▶ [Information given]:
============

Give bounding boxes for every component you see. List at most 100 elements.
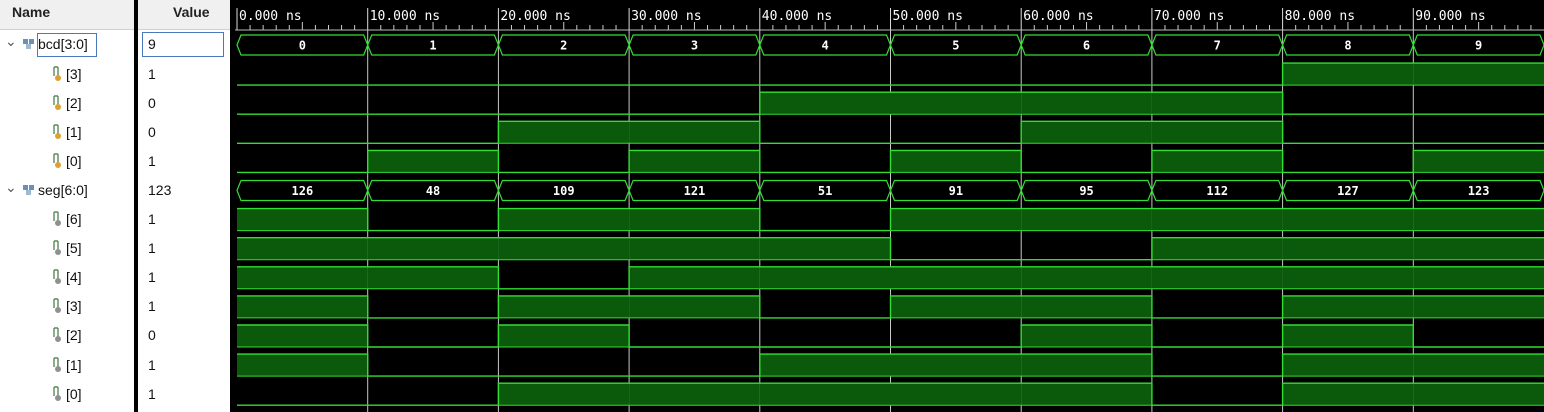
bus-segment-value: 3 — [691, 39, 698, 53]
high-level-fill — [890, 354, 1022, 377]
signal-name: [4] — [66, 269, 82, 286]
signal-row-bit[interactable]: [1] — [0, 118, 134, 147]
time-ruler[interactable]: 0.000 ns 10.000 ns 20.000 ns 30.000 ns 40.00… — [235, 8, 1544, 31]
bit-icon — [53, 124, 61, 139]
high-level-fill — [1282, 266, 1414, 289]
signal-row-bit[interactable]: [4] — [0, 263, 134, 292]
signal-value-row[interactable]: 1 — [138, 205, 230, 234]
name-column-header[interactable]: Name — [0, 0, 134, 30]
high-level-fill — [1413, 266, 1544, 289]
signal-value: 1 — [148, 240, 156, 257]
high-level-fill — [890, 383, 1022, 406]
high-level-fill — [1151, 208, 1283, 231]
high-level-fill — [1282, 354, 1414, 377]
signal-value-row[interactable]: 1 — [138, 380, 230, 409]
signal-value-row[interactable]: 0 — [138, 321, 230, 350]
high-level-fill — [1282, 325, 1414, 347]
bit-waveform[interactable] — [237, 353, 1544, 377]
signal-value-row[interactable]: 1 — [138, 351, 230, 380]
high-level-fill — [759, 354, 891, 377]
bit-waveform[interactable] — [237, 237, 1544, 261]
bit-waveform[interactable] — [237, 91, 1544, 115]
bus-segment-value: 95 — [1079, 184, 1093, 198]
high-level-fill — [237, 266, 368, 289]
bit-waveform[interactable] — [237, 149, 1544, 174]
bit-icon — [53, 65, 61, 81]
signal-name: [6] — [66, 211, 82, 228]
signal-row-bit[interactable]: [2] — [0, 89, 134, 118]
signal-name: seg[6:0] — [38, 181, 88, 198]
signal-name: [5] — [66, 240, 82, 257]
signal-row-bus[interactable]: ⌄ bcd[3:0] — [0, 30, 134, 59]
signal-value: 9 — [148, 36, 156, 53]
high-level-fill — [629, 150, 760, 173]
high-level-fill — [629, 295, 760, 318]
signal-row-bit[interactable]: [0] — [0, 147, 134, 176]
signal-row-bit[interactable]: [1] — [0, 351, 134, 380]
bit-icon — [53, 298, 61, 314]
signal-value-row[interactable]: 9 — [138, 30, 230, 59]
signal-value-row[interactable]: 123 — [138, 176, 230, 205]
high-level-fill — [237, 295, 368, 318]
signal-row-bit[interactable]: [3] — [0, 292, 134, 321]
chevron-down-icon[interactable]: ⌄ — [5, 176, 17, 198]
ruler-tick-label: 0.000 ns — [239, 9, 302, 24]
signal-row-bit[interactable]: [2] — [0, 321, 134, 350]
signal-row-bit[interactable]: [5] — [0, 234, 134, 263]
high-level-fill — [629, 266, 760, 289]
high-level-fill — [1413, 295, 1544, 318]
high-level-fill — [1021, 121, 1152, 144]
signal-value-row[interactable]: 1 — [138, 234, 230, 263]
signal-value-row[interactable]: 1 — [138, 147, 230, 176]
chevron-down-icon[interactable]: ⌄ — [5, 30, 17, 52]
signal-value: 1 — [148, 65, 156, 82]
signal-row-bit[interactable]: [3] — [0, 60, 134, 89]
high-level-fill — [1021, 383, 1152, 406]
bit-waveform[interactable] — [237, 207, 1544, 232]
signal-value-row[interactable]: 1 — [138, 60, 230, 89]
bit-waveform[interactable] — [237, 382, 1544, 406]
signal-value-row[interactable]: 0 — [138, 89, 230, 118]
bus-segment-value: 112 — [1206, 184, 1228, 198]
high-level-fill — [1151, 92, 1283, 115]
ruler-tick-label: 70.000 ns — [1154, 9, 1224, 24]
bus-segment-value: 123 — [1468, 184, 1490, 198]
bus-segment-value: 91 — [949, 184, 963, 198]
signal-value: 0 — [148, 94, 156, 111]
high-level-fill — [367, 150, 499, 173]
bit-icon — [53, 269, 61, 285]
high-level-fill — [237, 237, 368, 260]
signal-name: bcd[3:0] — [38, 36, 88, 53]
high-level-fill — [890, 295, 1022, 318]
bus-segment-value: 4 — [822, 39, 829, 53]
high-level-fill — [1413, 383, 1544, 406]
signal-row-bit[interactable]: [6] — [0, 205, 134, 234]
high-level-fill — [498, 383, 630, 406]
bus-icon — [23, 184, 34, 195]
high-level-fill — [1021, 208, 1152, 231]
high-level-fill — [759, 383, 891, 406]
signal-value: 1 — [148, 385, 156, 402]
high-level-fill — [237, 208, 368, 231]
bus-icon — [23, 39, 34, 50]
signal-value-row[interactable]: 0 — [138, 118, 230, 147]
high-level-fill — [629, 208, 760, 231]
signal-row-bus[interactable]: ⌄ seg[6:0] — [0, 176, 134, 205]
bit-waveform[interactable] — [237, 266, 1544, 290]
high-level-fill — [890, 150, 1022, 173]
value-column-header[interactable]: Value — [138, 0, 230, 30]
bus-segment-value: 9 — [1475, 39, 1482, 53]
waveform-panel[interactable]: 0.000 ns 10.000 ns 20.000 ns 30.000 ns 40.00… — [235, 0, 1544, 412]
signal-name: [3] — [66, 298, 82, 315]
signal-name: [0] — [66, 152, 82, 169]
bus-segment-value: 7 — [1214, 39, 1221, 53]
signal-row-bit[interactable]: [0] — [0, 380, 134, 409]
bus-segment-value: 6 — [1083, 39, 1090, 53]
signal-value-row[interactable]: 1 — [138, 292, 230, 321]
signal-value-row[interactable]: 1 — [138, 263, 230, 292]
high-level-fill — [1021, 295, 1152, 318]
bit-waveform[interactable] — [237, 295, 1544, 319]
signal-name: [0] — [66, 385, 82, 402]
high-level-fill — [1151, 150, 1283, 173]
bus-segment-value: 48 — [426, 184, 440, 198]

============

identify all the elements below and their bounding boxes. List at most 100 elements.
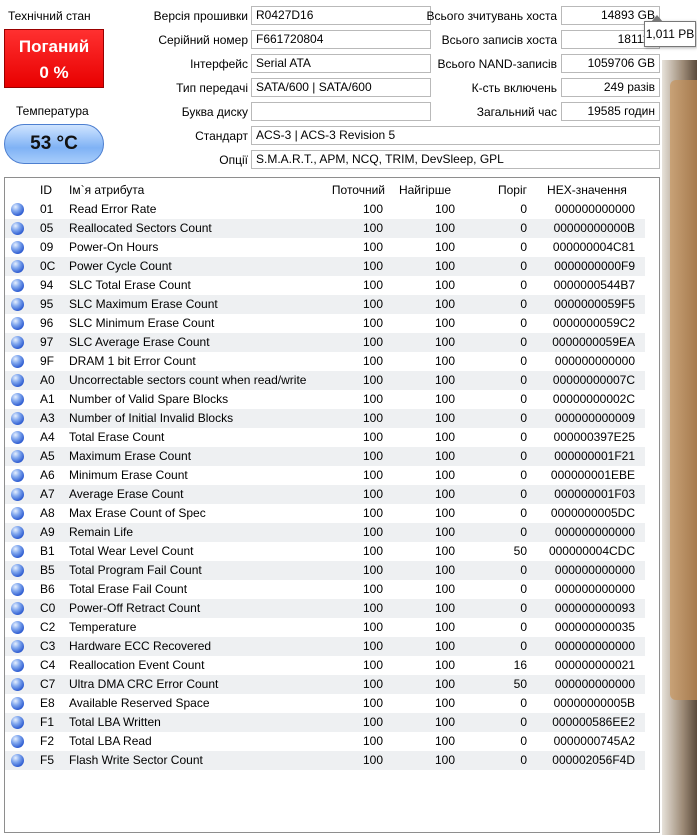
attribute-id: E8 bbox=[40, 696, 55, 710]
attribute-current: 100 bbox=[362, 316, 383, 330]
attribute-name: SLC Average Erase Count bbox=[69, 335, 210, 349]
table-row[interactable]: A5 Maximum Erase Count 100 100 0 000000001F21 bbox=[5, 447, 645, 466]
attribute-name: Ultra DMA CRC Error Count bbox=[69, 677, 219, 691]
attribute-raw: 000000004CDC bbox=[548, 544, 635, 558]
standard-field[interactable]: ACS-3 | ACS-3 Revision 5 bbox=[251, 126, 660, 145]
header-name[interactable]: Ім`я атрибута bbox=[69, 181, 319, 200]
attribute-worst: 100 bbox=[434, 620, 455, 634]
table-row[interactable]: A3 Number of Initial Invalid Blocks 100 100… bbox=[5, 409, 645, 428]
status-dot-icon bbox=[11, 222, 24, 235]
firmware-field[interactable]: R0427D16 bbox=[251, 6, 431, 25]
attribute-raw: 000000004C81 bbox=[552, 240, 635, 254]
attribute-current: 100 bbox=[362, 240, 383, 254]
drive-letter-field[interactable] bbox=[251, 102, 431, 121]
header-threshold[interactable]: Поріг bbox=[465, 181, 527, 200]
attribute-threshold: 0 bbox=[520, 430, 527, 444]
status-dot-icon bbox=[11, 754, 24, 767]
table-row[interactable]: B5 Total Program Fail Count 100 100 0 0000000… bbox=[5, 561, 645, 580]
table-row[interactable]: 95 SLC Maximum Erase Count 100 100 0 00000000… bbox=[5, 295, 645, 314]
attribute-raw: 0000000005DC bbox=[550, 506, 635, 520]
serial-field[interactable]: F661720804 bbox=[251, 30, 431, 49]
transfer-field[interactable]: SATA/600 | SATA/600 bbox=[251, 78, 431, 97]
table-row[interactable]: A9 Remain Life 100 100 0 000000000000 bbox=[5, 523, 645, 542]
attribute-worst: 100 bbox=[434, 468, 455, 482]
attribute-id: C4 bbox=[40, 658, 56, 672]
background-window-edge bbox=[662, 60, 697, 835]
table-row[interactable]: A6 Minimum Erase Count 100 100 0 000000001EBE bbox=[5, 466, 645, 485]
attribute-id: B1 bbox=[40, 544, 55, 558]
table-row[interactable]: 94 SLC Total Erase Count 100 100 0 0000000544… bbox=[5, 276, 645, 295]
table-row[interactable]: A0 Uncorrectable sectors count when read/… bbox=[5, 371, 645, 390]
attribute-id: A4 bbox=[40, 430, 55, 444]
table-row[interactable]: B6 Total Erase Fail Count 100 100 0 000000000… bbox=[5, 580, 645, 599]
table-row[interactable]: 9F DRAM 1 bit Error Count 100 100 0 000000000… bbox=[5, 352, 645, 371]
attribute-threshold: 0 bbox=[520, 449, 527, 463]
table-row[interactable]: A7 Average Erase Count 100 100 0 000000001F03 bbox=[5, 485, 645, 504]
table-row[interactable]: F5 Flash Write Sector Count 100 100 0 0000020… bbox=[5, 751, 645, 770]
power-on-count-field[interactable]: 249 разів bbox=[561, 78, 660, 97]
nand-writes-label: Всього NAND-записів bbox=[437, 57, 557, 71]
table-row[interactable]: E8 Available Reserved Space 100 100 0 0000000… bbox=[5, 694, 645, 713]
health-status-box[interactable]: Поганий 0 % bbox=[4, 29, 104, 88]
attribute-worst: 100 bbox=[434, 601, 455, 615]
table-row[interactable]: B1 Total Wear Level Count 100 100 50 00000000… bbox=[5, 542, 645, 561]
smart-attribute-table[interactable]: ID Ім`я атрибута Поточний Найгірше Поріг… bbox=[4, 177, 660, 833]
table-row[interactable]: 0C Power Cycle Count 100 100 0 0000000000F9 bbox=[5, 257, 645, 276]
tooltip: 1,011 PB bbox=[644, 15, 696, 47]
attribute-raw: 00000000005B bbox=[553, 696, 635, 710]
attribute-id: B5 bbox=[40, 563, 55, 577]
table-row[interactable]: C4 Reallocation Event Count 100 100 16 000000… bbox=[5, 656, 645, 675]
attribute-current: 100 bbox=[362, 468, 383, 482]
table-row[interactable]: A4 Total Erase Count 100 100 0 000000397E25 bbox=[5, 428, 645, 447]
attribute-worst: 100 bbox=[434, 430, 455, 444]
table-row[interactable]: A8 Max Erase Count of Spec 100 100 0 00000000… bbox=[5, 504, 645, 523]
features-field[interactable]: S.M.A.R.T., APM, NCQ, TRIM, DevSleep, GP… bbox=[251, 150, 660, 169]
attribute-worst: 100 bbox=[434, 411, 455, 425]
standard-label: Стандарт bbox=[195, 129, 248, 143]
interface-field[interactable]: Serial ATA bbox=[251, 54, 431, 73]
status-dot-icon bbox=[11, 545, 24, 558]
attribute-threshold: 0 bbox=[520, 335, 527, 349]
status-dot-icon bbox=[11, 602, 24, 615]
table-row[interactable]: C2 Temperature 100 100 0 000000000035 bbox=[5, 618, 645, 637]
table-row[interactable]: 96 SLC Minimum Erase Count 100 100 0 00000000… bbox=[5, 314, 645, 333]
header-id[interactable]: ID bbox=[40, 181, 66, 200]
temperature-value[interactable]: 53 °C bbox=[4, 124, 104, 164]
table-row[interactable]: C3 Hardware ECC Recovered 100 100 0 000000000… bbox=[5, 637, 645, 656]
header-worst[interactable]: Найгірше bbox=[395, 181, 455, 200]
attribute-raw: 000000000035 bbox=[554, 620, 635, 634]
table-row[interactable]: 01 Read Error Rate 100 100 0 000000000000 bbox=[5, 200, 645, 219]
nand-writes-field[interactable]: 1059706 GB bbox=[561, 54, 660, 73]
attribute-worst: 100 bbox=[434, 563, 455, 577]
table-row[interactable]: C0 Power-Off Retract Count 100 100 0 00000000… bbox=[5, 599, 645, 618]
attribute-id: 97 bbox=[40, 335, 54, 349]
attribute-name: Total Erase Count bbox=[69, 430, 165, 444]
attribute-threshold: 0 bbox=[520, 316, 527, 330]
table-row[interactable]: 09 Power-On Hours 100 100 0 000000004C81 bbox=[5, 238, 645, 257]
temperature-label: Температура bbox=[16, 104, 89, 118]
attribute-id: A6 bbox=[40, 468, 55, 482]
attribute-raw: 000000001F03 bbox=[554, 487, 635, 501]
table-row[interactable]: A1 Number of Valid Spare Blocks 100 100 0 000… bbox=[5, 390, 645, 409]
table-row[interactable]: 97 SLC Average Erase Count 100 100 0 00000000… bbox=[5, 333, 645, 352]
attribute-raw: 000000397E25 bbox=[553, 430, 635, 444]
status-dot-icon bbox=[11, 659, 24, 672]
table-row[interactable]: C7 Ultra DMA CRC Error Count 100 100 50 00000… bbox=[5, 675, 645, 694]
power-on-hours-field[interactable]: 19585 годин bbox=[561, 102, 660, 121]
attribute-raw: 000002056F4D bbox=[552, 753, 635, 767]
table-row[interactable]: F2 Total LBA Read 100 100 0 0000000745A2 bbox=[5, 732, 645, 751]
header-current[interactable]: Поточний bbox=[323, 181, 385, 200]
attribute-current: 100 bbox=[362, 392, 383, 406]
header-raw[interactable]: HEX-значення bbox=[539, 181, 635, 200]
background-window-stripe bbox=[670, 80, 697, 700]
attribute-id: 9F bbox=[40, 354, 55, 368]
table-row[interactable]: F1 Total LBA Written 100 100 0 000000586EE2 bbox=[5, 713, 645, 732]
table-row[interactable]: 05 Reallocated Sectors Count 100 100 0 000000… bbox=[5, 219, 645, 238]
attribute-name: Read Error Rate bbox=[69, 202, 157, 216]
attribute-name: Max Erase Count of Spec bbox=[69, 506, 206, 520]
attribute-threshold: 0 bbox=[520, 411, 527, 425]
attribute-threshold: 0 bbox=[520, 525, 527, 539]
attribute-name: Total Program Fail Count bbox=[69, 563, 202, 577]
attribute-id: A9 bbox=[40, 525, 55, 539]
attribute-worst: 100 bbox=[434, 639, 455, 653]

============

Copy out the entries from the line containing "bus-segment-value: 3 — [691, 39, 698, 53]" down to the line containing "high-level-fill — [890, 383, 1022, 406]", keeping every line identical to the original.

▶ [Final result]:
bus-segment-value: 3 — [691, 39, 698, 53]
high-level-fill — [890, 354, 1022, 377]
signal-name: [4] — [66, 269, 82, 286]
signal-row-bit[interactable]: [1] — [0, 118, 134, 147]
time-ruler[interactable]: 0.000 ns 10.000 ns 20.000 ns 30.000 ns 40.00… — [235, 8, 1544, 31]
bit-icon — [53, 124, 61, 139]
high-level-fill — [1282, 266, 1414, 289]
signal-row-bit[interactable]: [4] — [0, 263, 134, 292]
signal-value-row[interactable]: 1 — [138, 205, 230, 234]
name-column-header[interactable]: Name — [0, 0, 134, 30]
high-level-fill — [1413, 266, 1544, 289]
signal-value: 1 — [148, 240, 156, 257]
high-level-fill — [890, 383, 1022, 406]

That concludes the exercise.